| To be done |
Select the lines of the records containing the word "Congratulations" and list them.

[begin Entries provided]

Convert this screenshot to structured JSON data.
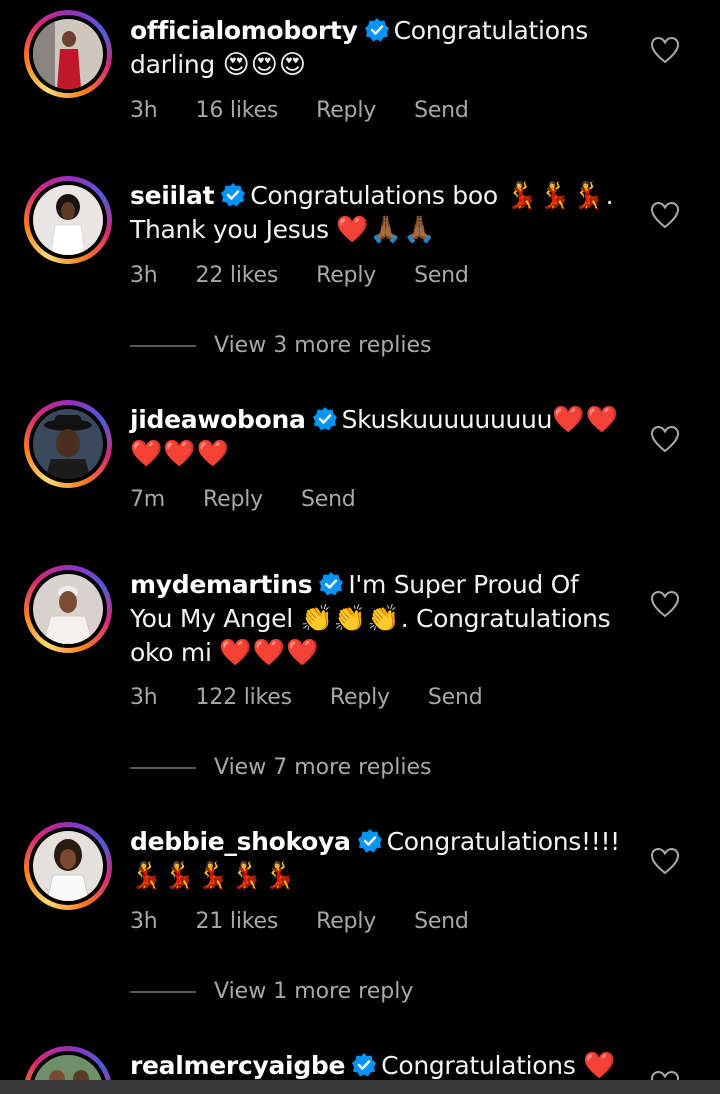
{
  "comments": [
    {
      "username": "officialomoborty",
      "text": "Congratulations darling",
      "emoji": "😍😍😍",
      "time": "3h",
      "likes": "16 likes",
      "reply": "Reply",
      "send": "Send"
    },
    {
      "username": "seiilat",
      "text": "Congratulations boo",
      "emoji1": "💃💃💃",
      "text2": ". Thank you Jesus",
      "emoji2": "❤️🙏🏾🙏🏾",
      "time": "3h",
      "likes": "22 likes",
      "reply": "Reply",
      "send": "Send",
      "view_replies": "View 3 more replies"
    },
    {
      "username": "jideawobona",
      "text": "Skuskuuuuuuuuu",
      "emoji": "❤️❤️❤️❤️❤️",
      "time": "7m",
      "reply": "Reply",
      "send": "Send"
    },
    {
      "username": "mydemartins",
      "text": "I'm Super Proud Of You My Angel",
      "emoji1": "👏👏👏",
      "text2": ". Congratulations oko mi",
      "emoji2": "❤️❤️❤️",
      "time": "3h",
      "likes": "122 likes",
      "reply": "Reply",
      "send": "Send",
      "view_replies": "View 7 more replies"
    },
    {
      "username": "debbie_shokoya",
      "text": "Congratulations!!!!",
      "emoji": "💃💃💃💃💃",
      "time": "3h",
      "likes": "21 likes",
      "reply": "Reply",
      "send": "Send",
      "view_replies": "View 1 more reply"
    },
    {
      "username": "realmercyaigbe",
      "text": "Congratulations",
      "emoji": "❤️"
    }
  ],
  "colors": {
    "background": "#000000",
    "verified": "#0095f6",
    "meta": "#a8a8a8",
    "heart": "#e11b2d"
  }
}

[end Entries provided]

| Final answer |
      "text": "Congratulations darling",
      "text": "Congratulations boo",
      "text2": ". Congratulations oko mi",
      "text": "Congratulations!!!!",
      "text": "Congratulations",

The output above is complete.